<<<<
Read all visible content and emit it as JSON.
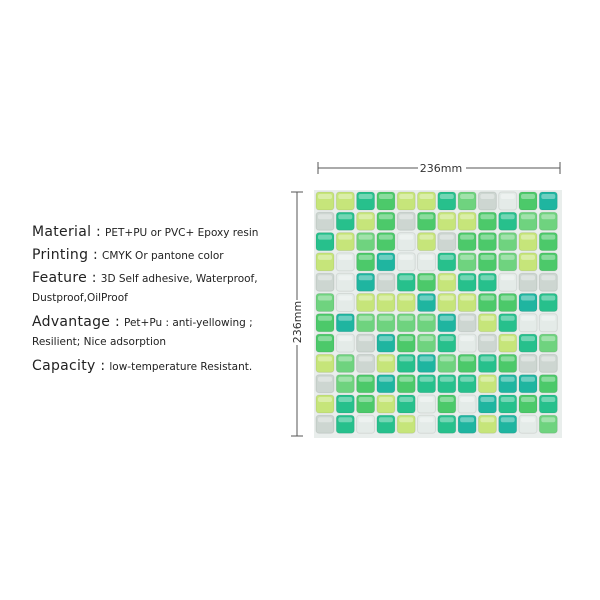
{
  "specs": [
    {
      "label": "Material  :",
      "value": "PET+PU or PVC+ Epoxy resin"
    },
    {
      "label": "Printing  :",
      "value": "CMYK Or pantone color"
    },
    {
      "label": "Feature  :",
      "value": "3D Self adhesive, Waterproof,",
      "continuation": "Dustproof,OilProof"
    },
    {
      "label": "Advantage  :",
      "value": "Pet+Pu : anti-yellowing ;",
      "continuation": "Resilient; Nice adsorption"
    },
    {
      "label": "Capacity :",
      "value": "low-temperature Resistant."
    }
  ],
  "dimensions": {
    "width": "236mm",
    "height": "236mm"
  }
}
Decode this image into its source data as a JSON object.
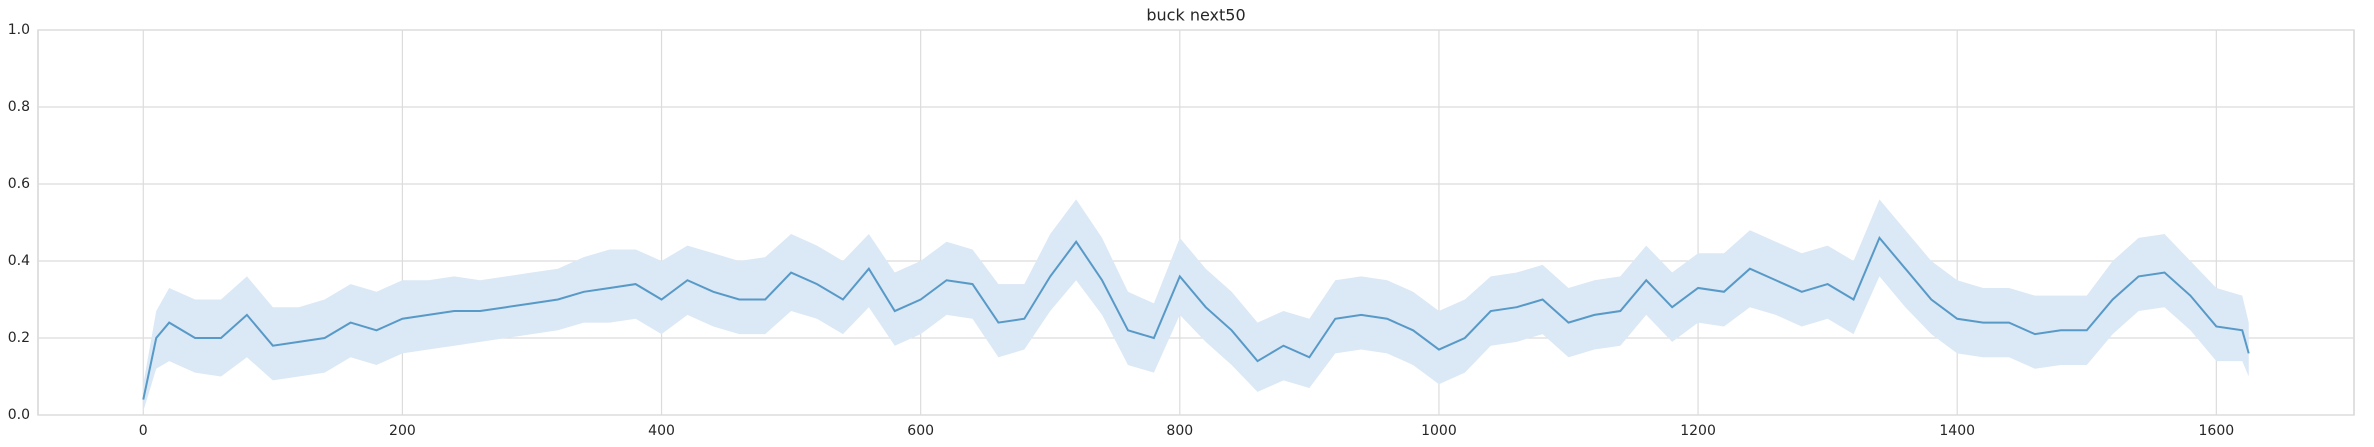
{
  "chart_data": {
    "type": "line",
    "title": "buck next50",
    "x": [
      0,
      10,
      20,
      40,
      60,
      80,
      100,
      120,
      140,
      160,
      180,
      200,
      220,
      240,
      260,
      280,
      300,
      320,
      340,
      360,
      380,
      400,
      420,
      440,
      460,
      480,
      500,
      520,
      540,
      560,
      580,
      600,
      620,
      640,
      660,
      680,
      700,
      720,
      740,
      760,
      780,
      800,
      820,
      840,
      860,
      880,
      900,
      920,
      940,
      960,
      980,
      1000,
      1020,
      1040,
      1060,
      1080,
      1100,
      1120,
      1140,
      1160,
      1180,
      1200,
      1220,
      1240,
      1260,
      1280,
      1300,
      1320,
      1340,
      1360,
      1380,
      1400,
      1420,
      1440,
      1460,
      1480,
      1500,
      1520,
      1540,
      1560,
      1580,
      1600,
      1620,
      1625
    ],
    "series": [
      {
        "color": "#5799c7",
        "band_color": "#dbe8f5",
        "values": [
          0.04,
          0.2,
          0.24,
          0.2,
          0.2,
          0.26,
          0.18,
          0.19,
          0.2,
          0.24,
          0.22,
          0.25,
          0.26,
          0.27,
          0.27,
          0.28,
          0.29,
          0.3,
          0.32,
          0.33,
          0.34,
          0.3,
          0.35,
          0.32,
          0.3,
          0.3,
          0.37,
          0.34,
          0.3,
          0.38,
          0.27,
          0.3,
          0.35,
          0.34,
          0.24,
          0.25,
          0.36,
          0.45,
          0.35,
          0.22,
          0.2,
          0.36,
          0.28,
          0.22,
          0.14,
          0.18,
          0.15,
          0.25,
          0.26,
          0.25,
          0.22,
          0.17,
          0.2,
          0.27,
          0.28,
          0.3,
          0.24,
          0.26,
          0.27,
          0.35,
          0.28,
          0.33,
          0.32,
          0.38,
          0.35,
          0.32,
          0.34,
          0.3,
          0.46,
          0.38,
          0.3,
          0.25,
          0.24,
          0.24,
          0.21,
          0.22,
          0.22,
          0.3,
          0.36,
          0.37,
          0.31,
          0.23,
          0.22,
          0.16
        ],
        "lower": [
          0.01,
          0.12,
          0.14,
          0.11,
          0.1,
          0.15,
          0.09,
          0.1,
          0.11,
          0.15,
          0.13,
          0.16,
          0.17,
          0.18,
          0.19,
          0.2,
          0.21,
          0.22,
          0.24,
          0.24,
          0.25,
          0.21,
          0.26,
          0.23,
          0.21,
          0.21,
          0.27,
          0.25,
          0.21,
          0.28,
          0.18,
          0.21,
          0.26,
          0.25,
          0.15,
          0.17,
          0.27,
          0.35,
          0.26,
          0.13,
          0.11,
          0.26,
          0.19,
          0.13,
          0.06,
          0.09,
          0.07,
          0.16,
          0.17,
          0.16,
          0.13,
          0.08,
          0.11,
          0.18,
          0.19,
          0.21,
          0.15,
          0.17,
          0.18,
          0.26,
          0.19,
          0.24,
          0.23,
          0.28,
          0.26,
          0.23,
          0.25,
          0.21,
          0.36,
          0.28,
          0.21,
          0.16,
          0.15,
          0.15,
          0.12,
          0.13,
          0.13,
          0.21,
          0.27,
          0.28,
          0.22,
          0.14,
          0.14,
          0.1
        ],
        "upper": [
          0.08,
          0.27,
          0.33,
          0.3,
          0.3,
          0.36,
          0.28,
          0.28,
          0.3,
          0.34,
          0.32,
          0.35,
          0.35,
          0.36,
          0.35,
          0.36,
          0.37,
          0.38,
          0.41,
          0.43,
          0.43,
          0.4,
          0.44,
          0.42,
          0.4,
          0.41,
          0.47,
          0.44,
          0.4,
          0.47,
          0.37,
          0.4,
          0.45,
          0.43,
          0.34,
          0.34,
          0.47,
          0.56,
          0.46,
          0.32,
          0.29,
          0.46,
          0.38,
          0.32,
          0.24,
          0.27,
          0.25,
          0.35,
          0.36,
          0.35,
          0.32,
          0.27,
          0.3,
          0.36,
          0.37,
          0.39,
          0.33,
          0.35,
          0.36,
          0.44,
          0.37,
          0.42,
          0.42,
          0.48,
          0.45,
          0.42,
          0.44,
          0.4,
          0.56,
          0.48,
          0.4,
          0.35,
          0.33,
          0.33,
          0.31,
          0.31,
          0.31,
          0.4,
          0.46,
          0.47,
          0.4,
          0.33,
          0.31,
          0.24
        ]
      }
    ],
    "xlim": [
      -81.25,
      1706.25
    ],
    "ylim": [
      0,
      1
    ],
    "xticks": [
      0,
      200,
      400,
      600,
      800,
      1000,
      1200,
      1400,
      1600
    ],
    "yticks": [
      {
        "value": 0,
        "label": "0.0"
      },
      {
        "value": 0.2,
        "label": "0.2"
      },
      {
        "value": 0.4,
        "label": "0.4"
      },
      {
        "value": 0.6,
        "label": "0.6"
      },
      {
        "value": 0.8,
        "label": "0.8"
      },
      {
        "value": 1,
        "label": "1.0"
      }
    ],
    "grid": true
  }
}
>>>>
### THE PROBLEM
Find the lines above that contain the word "continuation" and collect them.

### FULL OUTPUT
      "continuation": "Dustproof,OilProof"
      "continuation": "Resilient; Nice adsorption"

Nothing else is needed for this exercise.